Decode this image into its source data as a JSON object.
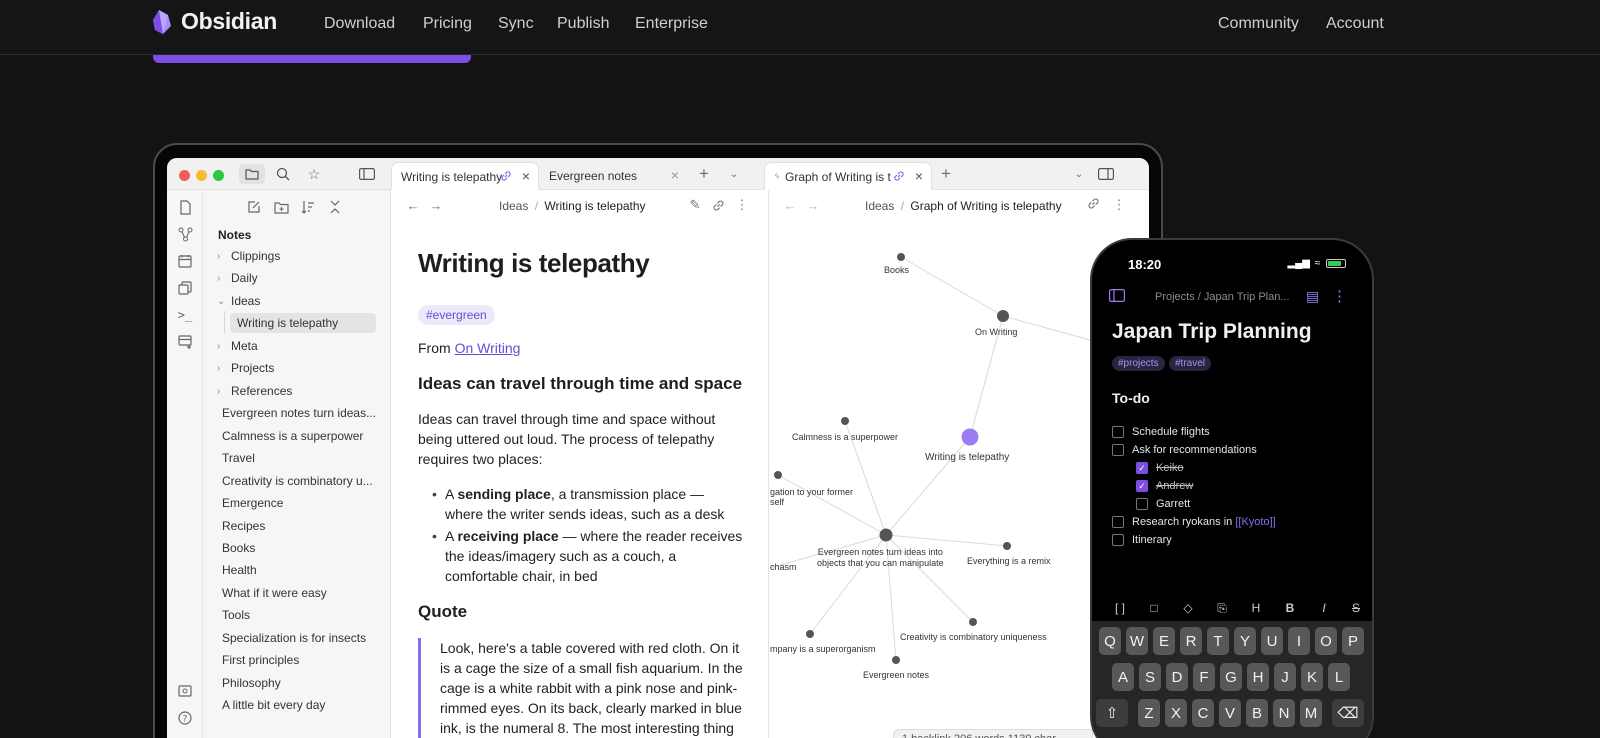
{
  "nav": {
    "brand": "Obsidian",
    "links": [
      "Download",
      "Pricing",
      "Sync",
      "Publish",
      "Enterprise"
    ],
    "right_links": [
      "Community",
      "Account"
    ]
  },
  "desktop": {
    "tabs": {
      "left_tab": "Writing is telepathy",
      "second_tab": "Evergreen notes",
      "right_tab": "Graph of Writing is t"
    },
    "sidebar": {
      "heading": "Notes",
      "folders": [
        {
          "label": "Clippings",
          "expanded": false
        },
        {
          "label": "Daily",
          "expanded": false
        },
        {
          "label": "Ideas",
          "expanded": true
        }
      ],
      "selected_note": "Writing is telepathy",
      "folders_after": [
        "Meta",
        "Projects",
        "References"
      ],
      "notes": [
        "Evergreen notes turn ideas...",
        "Calmness is a superpower",
        "Travel",
        "Creativity is combinatory u...",
        "Emergence",
        "Recipes",
        "Books",
        "Health",
        "What if it were easy",
        "Tools",
        "Specialization is for insects",
        "First principles",
        "Philosophy",
        "A little bit every day"
      ]
    },
    "editor": {
      "breadcrumb_folder": "Ideas",
      "breadcrumb_sep": "/",
      "breadcrumb_note": "Writing is telepathy",
      "title": "Writing is telepathy",
      "tag": "#evergreen",
      "from_label": "From",
      "from_link": "On Writing",
      "h2_1": "Ideas can travel through time and space",
      "para1": "Ideas can travel through time and space without being uttered out loud. The process of telepathy requires two places:",
      "bullet1_pre": "A ",
      "bullet1_bold": "sending place",
      "bullet1_post": ", a transmission place — where the writer sends ideas, such as a desk",
      "bullet2_pre": "A ",
      "bullet2_bold": "receiving place",
      "bullet2_post": " — where the reader receives the ideas/imagery such as a couch, a comfortable chair, in bed",
      "h2_2": "Quote",
      "quote": "Look, here's a table covered with red cloth. On it is a cage the size of a small fish aquarium. In the cage is a white rabbit with a pink nose and pink-rimmed eyes. On its back, clearly marked in blue ink, is the numeral 8. The most interesting thing"
    },
    "graph": {
      "breadcrumb_folder": "Ideas",
      "breadcrumb_sep": "/",
      "breadcrumb_note": "Graph of Writing is telepathy",
      "nodes": {
        "books": "Books",
        "on_writing": "On Writing",
        "calmness": "Calmness is a superpower",
        "telepathy": "Writing is telepathy",
        "obligation": "gation to your former\nself",
        "evergreen_turn": "Evergreen notes turn ideas into\nobjects that you can manipulate",
        "remix": "Everything is a remix",
        "chasm": "chasm",
        "creativity": "Creativity is combinatory uniqueness",
        "superorganism": "mpany is a superorganism",
        "evergreen": "Evergreen notes"
      },
      "status_bar": "1 backlink   206 words  1139 char"
    }
  },
  "phone": {
    "time": "18:20",
    "breadcrumb": "Projects / Japan Trip Plan...",
    "title": "Japan Trip Planning",
    "tags": [
      "#projects",
      "#travel"
    ],
    "heading": "To-do",
    "tasks": {
      "t1": "Schedule flights",
      "t2": "Ask for recommendations",
      "t3": "Keiko",
      "t4": "Andrew",
      "t5": "Garrett",
      "t6_pre": "Research ryokans in ",
      "t6_link": "[[Kyoto]]",
      "t7": "Itinerary"
    },
    "toolbar": [
      "[ ]",
      "□",
      "◇",
      "⎘",
      "H",
      "B",
      "I",
      "S"
    ],
    "keyboard": {
      "row1": [
        "Q",
        "W",
        "E",
        "R",
        "T",
        "Y",
        "U",
        "I",
        "O",
        "P"
      ],
      "row2": [
        "A",
        "S",
        "D",
        "F",
        "G",
        "H",
        "J",
        "K",
        "L"
      ],
      "row3": [
        "Z",
        "X",
        "C",
        "V",
        "B",
        "N",
        "M"
      ]
    }
  }
}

**Exercise:**
In the records above, tally the lines where the word "space" appears, and give the number and nothing else.

**Exercise response:**
2